PROBLEM TO WORK ON
Set down each record below precisely, skipping the pictures.

INPUT RECORDS

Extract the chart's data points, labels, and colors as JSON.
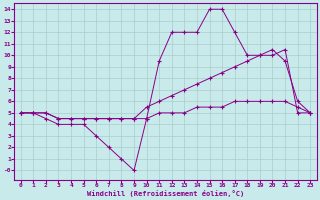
{
  "bg_color": "#c8eaea",
  "line_color": "#880088",
  "grid_color": "#aacccc",
  "xlabel": "Windchill (Refroidissement éolien,°C)",
  "xlim": [
    -0.5,
    23.5
  ],
  "ylim": [
    -0.8,
    14.5
  ],
  "xticks": [
    0,
    1,
    2,
    3,
    4,
    5,
    6,
    7,
    8,
    9,
    10,
    11,
    12,
    13,
    14,
    15,
    16,
    17,
    18,
    19,
    20,
    21,
    22,
    23
  ],
  "yticks": [
    0,
    1,
    2,
    3,
    4,
    5,
    6,
    7,
    8,
    9,
    10,
    11,
    12,
    13,
    14
  ],
  "ytick_labels": [
    "-0",
    "1",
    "2",
    "3",
    "4",
    "5",
    "6",
    "7",
    "8",
    "9",
    "10",
    "11",
    "12",
    "13",
    "14"
  ],
  "line1_x": [
    0,
    1,
    2,
    3,
    4,
    5,
    6,
    7,
    8,
    9,
    10,
    11,
    12,
    13,
    14,
    15,
    16,
    17,
    18,
    19,
    20,
    21,
    22,
    23
  ],
  "line1_y": [
    5.0,
    5.0,
    5.0,
    4.5,
    4.5,
    4.5,
    4.5,
    4.5,
    4.5,
    4.5,
    5.5,
    6.0,
    6.5,
    7.0,
    7.5,
    8.0,
    8.5,
    9.0,
    9.5,
    10.0,
    10.0,
    10.5,
    5.0,
    5.0
  ],
  "line2_x": [
    0,
    1,
    2,
    3,
    4,
    5,
    6,
    7,
    8,
    9,
    10,
    11,
    12,
    13,
    14,
    15,
    16,
    17,
    18,
    19,
    20,
    21,
    22,
    23
  ],
  "line2_y": [
    5.0,
    5.0,
    4.5,
    4.0,
    4.0,
    4.0,
    3.0,
    2.0,
    1.0,
    0.0,
    4.5,
    9.5,
    12.0,
    12.0,
    12.0,
    14.0,
    14.0,
    12.0,
    10.0,
    10.0,
    10.5,
    9.5,
    6.0,
    5.0
  ],
  "line3_x": [
    0,
    1,
    2,
    3,
    4,
    5,
    6,
    7,
    8,
    9,
    10,
    11,
    12,
    13,
    14,
    15,
    16,
    17,
    18,
    19,
    20,
    21,
    22,
    23
  ],
  "line3_y": [
    5.0,
    5.0,
    5.0,
    4.5,
    4.5,
    4.5,
    4.5,
    4.5,
    4.5,
    4.5,
    4.5,
    5.0,
    5.0,
    5.0,
    5.5,
    5.5,
    5.5,
    6.0,
    6.0,
    6.0,
    6.0,
    6.0,
    5.5,
    5.0
  ]
}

SOLUTION TO THIS EXERCISE
Extract the chart's data points, labels, and colors as JSON.
{
  "bg_color": "#c8eaea",
  "line_color": "#880088",
  "grid_color": "#aacccc",
  "xlabel": "Windchill (Refroidissement éolien,°C)",
  "xlim": [
    -0.5,
    23.5
  ],
  "ylim": [
    -0.8,
    14.5
  ],
  "xticks": [
    0,
    1,
    2,
    3,
    4,
    5,
    6,
    7,
    8,
    9,
    10,
    11,
    12,
    13,
    14,
    15,
    16,
    17,
    18,
    19,
    20,
    21,
    22,
    23
  ],
  "yticks": [
    0,
    1,
    2,
    3,
    4,
    5,
    6,
    7,
    8,
    9,
    10,
    11,
    12,
    13,
    14
  ],
  "ytick_labels": [
    "-0",
    "1",
    "2",
    "3",
    "4",
    "5",
    "6",
    "7",
    "8",
    "9",
    "10",
    "11",
    "12",
    "13",
    "14"
  ],
  "line1_x": [
    0,
    1,
    2,
    3,
    4,
    5,
    6,
    7,
    8,
    9,
    10,
    11,
    12,
    13,
    14,
    15,
    16,
    17,
    18,
    19,
    20,
    21,
    22,
    23
  ],
  "line1_y": [
    5.0,
    5.0,
    5.0,
    4.5,
    4.5,
    4.5,
    4.5,
    4.5,
    4.5,
    4.5,
    5.5,
    6.0,
    6.5,
    7.0,
    7.5,
    8.0,
    8.5,
    9.0,
    9.5,
    10.0,
    10.0,
    10.5,
    5.0,
    5.0
  ],
  "line2_x": [
    0,
    1,
    2,
    3,
    4,
    5,
    6,
    7,
    8,
    9,
    10,
    11,
    12,
    13,
    14,
    15,
    16,
    17,
    18,
    19,
    20,
    21,
    22,
    23
  ],
  "line2_y": [
    5.0,
    5.0,
    4.5,
    4.0,
    4.0,
    4.0,
    3.0,
    2.0,
    1.0,
    0.0,
    4.5,
    9.5,
    12.0,
    12.0,
    12.0,
    14.0,
    14.0,
    12.0,
    10.0,
    10.0,
    10.5,
    9.5,
    6.0,
    5.0
  ],
  "line3_x": [
    0,
    1,
    2,
    3,
    4,
    5,
    6,
    7,
    8,
    9,
    10,
    11,
    12,
    13,
    14,
    15,
    16,
    17,
    18,
    19,
    20,
    21,
    22,
    23
  ],
  "line3_y": [
    5.0,
    5.0,
    5.0,
    4.5,
    4.5,
    4.5,
    4.5,
    4.5,
    4.5,
    4.5,
    4.5,
    5.0,
    5.0,
    5.0,
    5.5,
    5.5,
    5.5,
    6.0,
    6.0,
    6.0,
    6.0,
    6.0,
    5.5,
    5.0
  ]
}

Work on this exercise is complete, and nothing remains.